■ **Do this**
Reproduce the listing that follows with no differences at all.

■ **Records shown**
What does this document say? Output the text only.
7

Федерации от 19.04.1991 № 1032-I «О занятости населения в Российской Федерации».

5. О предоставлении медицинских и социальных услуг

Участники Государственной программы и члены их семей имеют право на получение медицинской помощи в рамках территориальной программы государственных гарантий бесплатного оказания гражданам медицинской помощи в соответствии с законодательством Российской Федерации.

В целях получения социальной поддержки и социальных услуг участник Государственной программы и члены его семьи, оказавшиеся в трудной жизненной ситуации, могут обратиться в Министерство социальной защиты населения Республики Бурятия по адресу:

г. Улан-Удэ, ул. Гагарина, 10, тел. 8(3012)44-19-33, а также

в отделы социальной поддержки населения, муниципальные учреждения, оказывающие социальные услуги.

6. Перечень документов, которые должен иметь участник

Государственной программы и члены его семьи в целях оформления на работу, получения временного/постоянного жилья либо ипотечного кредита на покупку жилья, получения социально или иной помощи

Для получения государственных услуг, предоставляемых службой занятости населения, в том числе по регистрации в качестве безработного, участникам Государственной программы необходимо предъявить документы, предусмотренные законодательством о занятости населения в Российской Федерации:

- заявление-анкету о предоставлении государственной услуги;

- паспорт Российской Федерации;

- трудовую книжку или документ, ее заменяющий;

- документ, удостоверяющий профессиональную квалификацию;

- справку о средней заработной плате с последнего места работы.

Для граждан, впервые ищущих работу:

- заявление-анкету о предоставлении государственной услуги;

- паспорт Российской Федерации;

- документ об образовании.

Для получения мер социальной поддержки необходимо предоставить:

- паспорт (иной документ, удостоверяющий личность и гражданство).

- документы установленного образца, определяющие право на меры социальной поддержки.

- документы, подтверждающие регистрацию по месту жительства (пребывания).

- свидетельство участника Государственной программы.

■ **Completed task**
What does this document say? Output the text only.
7

Федерации от 19.04.1991 № 1032-I «О занятости населения в Российской Федерации».

5. О предоставлении медицинских и социальных услуг

Участники Государственной программы и члены их семей имеют право на получение медицинской помощи в рамках территориальной программы государственных гарантий бесплатного оказания гражданам медицинской помощи в соответствии с законодательством Российской Федерации.

В целях получения социальной поддержки и социальных услуг участник Государственной программы и члены его семьи, оказавшиеся в трудной жизненной ситуации, могут обратиться в Министерство социальной защиты населения Республики Бурятия по адресу:

г. Улан-Удэ, ул. Гагарина, 10, тел. 8(3012)44-19-33, а также

в отделы социальной поддержки населения, муниципальные учреждения, оказывающие социальные услуги.

6. Перечень документов, которые должен иметь участник

Государственной программы и члены его семьи в целях оформления на работу, получения временного/постоянного жилья либо ипотечного кредита на покупку жилья, получения социально или иной помощи

Для получения государственных услуг, предоставляемых службой занятости населения, в том числе по регистрации в качестве безработного, участникам Государственной программы необходимо предъявить документы, предусмотренные законодательством о занятости населения в Российской Федерации:

- заявление-анкету о предоставлении государственной услуги;

- паспорт Российской Федерации;

- трудовую книжку или документ, ее заменяющий;

- документ, удостоверяющий профессиональную квалификацию;

- справку о средней заработной плате с последнего места работы.

Для граждан, впервые ищущих работу:

- заявление-анкету о предоставлении государственной услуги;

- паспорт Российской Федерации;

- документ об образовании.

Для получения мер социальной поддержки необходимо предоставить:

- паспорт (иной документ, удостоверяющий личность и гражданство).

- документы установленного образца, определяющие право на меры социальной поддержки.

- документы, подтверждающие регистрацию по месту жительства (пребывания).

- свидетельство участника Государственной программы.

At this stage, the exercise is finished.